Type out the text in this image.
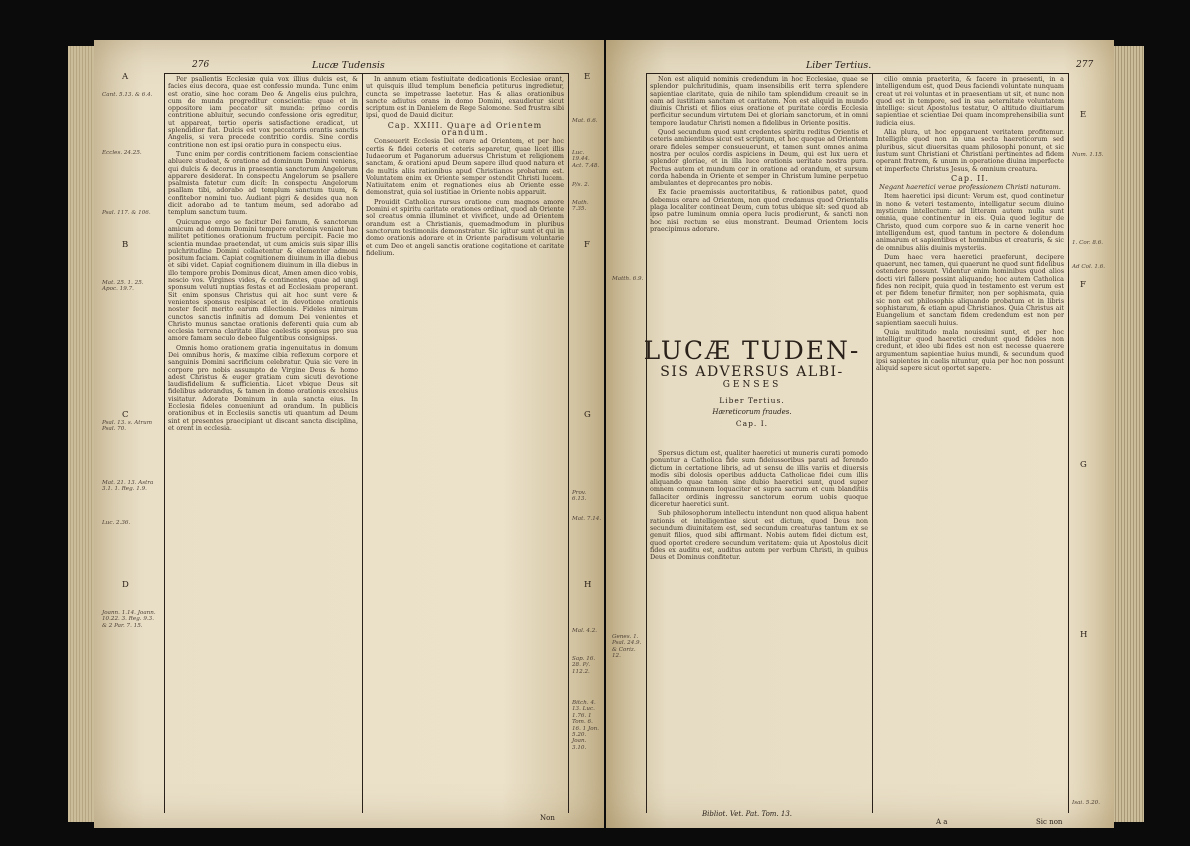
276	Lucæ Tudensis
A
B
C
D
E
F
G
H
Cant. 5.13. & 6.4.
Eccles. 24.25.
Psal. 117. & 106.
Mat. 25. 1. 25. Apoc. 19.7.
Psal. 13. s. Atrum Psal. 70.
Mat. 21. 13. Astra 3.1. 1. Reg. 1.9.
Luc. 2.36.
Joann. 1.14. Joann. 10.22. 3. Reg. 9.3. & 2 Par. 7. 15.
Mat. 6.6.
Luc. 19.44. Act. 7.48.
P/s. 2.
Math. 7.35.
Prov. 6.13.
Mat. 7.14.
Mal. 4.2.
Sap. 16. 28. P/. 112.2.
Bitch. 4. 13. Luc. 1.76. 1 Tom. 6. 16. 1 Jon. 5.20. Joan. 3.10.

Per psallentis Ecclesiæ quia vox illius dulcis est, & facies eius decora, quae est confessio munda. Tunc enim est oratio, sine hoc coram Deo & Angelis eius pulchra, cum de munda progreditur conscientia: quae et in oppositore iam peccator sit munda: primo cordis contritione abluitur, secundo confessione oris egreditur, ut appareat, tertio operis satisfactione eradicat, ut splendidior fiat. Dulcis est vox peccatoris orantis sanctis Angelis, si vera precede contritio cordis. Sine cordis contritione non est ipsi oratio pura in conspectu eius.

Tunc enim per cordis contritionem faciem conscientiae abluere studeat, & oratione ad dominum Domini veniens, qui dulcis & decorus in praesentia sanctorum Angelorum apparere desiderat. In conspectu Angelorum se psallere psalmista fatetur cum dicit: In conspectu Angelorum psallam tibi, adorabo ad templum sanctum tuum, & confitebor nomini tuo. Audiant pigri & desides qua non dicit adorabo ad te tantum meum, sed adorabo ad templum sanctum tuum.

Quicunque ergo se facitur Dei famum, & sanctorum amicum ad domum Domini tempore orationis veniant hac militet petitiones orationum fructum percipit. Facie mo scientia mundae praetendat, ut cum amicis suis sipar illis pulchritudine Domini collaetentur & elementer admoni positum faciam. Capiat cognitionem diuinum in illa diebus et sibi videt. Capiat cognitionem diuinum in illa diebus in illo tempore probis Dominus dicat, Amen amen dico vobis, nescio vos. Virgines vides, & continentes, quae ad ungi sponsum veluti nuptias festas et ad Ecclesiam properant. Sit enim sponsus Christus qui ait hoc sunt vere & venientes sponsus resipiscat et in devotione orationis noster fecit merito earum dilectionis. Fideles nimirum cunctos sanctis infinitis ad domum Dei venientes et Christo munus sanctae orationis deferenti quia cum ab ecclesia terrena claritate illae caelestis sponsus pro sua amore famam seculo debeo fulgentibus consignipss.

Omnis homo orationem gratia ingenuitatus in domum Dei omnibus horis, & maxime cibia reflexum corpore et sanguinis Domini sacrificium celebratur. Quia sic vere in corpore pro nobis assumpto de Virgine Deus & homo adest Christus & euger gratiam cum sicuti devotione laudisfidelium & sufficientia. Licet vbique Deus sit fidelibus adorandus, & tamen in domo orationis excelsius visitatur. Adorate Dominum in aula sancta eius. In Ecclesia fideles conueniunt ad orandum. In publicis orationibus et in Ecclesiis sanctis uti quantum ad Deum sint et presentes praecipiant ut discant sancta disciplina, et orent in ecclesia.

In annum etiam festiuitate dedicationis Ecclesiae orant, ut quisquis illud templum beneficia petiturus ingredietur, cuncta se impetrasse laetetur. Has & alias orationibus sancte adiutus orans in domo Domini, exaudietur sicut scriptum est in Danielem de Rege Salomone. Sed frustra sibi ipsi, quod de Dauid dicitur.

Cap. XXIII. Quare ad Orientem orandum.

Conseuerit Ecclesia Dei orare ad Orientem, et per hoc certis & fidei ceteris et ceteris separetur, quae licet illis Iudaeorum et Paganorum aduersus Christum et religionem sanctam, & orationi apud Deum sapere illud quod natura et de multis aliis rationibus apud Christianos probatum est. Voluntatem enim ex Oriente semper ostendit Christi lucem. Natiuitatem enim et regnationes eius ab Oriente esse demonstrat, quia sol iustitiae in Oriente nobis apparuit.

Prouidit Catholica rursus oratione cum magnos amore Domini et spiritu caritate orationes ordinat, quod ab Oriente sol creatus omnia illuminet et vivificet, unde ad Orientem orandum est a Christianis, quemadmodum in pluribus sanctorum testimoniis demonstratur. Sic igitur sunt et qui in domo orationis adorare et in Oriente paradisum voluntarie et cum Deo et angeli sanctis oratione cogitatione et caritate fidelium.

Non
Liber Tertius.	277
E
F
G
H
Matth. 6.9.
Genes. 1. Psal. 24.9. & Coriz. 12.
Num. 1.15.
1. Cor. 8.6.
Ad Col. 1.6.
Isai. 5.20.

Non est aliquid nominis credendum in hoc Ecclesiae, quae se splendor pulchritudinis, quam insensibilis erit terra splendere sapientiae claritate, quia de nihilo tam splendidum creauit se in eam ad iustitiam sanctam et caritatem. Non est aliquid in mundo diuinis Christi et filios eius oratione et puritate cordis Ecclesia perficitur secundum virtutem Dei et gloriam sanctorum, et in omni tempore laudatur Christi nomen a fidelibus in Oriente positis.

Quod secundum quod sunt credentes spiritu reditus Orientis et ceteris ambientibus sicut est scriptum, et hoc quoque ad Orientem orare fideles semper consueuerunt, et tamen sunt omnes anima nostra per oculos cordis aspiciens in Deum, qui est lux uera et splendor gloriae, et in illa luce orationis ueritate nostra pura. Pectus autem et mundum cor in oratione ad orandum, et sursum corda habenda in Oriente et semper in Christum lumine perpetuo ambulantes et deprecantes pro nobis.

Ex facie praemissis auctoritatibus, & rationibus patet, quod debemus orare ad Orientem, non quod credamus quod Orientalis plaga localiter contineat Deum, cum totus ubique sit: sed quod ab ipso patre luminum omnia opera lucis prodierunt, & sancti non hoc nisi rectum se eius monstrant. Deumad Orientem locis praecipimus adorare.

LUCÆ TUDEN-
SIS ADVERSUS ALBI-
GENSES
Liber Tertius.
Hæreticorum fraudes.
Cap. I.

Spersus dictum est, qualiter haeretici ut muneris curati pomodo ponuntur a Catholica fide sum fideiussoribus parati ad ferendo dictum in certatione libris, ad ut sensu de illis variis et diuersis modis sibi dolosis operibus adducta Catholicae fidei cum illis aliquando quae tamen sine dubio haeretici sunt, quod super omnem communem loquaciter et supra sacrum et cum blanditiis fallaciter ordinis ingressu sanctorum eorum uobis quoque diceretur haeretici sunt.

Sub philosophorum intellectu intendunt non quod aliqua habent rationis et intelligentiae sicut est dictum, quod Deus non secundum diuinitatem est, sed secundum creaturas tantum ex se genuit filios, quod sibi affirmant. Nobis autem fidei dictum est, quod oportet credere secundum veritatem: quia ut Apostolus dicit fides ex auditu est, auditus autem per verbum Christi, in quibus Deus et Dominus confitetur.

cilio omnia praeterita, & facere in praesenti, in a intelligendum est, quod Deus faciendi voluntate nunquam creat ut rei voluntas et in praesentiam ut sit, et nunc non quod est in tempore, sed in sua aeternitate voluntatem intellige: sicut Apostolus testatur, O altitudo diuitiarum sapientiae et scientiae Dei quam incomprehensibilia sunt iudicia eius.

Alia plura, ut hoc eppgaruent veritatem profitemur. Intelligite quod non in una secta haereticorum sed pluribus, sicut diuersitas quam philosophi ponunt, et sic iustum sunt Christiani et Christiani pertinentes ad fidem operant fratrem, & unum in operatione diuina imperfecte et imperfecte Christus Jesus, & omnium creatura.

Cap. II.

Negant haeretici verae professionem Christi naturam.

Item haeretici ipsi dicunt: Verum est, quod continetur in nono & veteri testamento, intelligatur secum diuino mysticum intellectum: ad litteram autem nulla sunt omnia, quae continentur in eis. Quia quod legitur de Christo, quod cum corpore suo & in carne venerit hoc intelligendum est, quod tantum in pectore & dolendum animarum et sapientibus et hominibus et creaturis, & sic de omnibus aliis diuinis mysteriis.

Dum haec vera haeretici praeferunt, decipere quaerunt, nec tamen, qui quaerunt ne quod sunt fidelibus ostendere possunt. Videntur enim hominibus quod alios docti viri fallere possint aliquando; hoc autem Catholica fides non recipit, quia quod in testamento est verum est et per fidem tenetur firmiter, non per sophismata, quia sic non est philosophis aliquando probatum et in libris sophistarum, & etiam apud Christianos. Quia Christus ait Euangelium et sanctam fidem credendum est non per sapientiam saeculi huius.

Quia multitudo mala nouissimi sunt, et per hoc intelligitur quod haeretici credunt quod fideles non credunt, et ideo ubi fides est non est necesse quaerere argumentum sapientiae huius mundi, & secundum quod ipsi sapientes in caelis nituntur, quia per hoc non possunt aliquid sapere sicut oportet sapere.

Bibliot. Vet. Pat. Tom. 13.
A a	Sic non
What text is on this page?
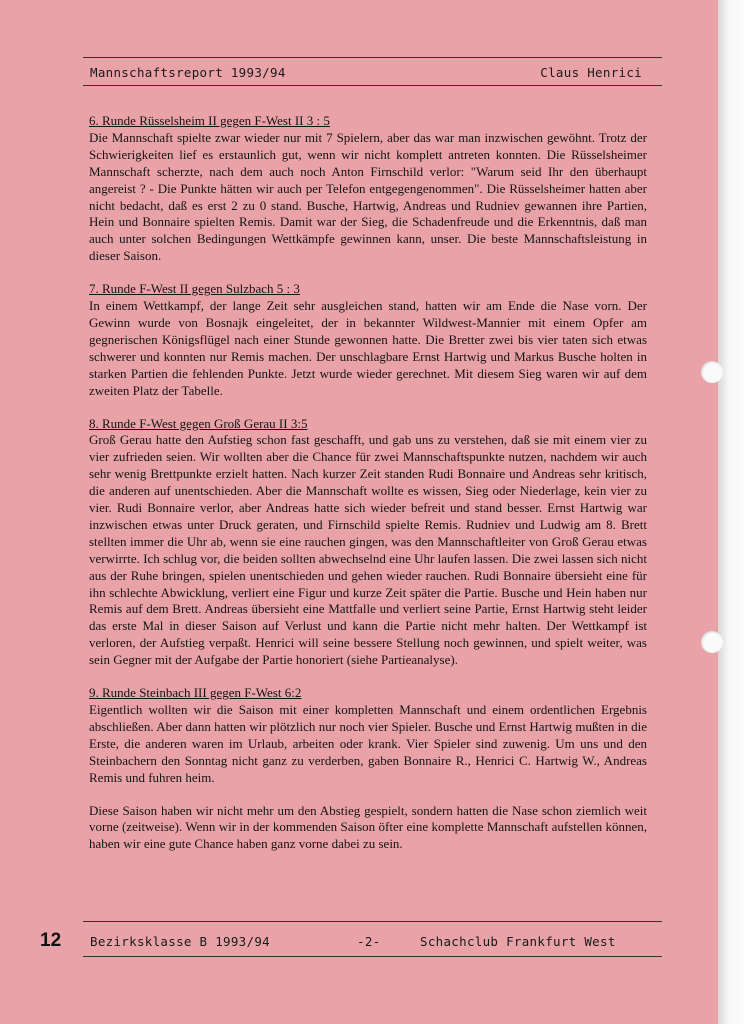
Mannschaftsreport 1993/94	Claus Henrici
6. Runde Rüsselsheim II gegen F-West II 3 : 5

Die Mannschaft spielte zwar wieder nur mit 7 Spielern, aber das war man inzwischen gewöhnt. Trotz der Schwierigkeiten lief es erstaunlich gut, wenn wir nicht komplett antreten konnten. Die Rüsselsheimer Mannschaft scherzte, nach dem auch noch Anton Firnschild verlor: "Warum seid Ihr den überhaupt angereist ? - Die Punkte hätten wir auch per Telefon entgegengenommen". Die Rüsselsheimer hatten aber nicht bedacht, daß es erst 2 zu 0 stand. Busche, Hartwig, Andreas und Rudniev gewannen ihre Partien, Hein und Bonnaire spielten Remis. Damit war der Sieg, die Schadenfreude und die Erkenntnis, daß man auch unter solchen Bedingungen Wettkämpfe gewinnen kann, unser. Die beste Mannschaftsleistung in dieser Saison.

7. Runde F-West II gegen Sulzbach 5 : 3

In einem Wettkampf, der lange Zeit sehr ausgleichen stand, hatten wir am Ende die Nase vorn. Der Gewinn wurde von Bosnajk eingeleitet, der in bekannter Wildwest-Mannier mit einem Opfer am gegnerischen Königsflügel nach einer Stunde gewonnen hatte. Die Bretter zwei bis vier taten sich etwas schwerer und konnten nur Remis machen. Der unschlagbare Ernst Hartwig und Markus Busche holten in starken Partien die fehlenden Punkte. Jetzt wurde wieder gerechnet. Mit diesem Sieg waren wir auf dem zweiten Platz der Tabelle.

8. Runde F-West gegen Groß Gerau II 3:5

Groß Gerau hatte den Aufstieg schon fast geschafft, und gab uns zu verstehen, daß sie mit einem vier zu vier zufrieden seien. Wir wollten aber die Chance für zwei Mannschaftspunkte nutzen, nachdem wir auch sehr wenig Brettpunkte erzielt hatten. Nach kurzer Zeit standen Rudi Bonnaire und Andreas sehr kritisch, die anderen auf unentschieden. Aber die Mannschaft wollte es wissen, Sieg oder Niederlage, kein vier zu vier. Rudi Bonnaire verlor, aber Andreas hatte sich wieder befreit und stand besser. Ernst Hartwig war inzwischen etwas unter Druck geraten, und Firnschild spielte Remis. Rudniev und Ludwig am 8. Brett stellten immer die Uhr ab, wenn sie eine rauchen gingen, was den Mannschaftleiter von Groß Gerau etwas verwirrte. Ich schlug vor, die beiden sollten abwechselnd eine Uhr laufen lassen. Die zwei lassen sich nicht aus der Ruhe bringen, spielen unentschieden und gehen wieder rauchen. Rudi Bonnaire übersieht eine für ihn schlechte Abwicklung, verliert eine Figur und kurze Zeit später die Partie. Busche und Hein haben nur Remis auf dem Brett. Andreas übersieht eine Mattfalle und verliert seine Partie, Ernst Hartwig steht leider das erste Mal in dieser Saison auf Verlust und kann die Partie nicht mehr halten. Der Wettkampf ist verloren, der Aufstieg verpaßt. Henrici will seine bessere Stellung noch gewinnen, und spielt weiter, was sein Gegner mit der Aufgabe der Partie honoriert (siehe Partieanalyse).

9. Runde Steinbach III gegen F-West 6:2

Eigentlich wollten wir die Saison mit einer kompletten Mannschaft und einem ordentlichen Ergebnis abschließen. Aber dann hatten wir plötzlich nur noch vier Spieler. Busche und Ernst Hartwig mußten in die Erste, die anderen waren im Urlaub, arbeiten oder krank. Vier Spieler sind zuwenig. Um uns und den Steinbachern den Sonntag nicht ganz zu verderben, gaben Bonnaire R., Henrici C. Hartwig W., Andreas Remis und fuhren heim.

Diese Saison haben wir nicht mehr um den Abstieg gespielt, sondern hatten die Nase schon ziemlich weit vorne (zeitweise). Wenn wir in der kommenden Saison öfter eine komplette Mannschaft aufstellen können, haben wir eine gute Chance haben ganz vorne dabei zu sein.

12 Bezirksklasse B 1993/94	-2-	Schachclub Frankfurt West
-- -- --
■ EXERCISE INSTRUCTIONS ■
Write out every line from the data above that includes "this".

■ TASK RESULT ■
Type out the text in this image.
What text is on this page?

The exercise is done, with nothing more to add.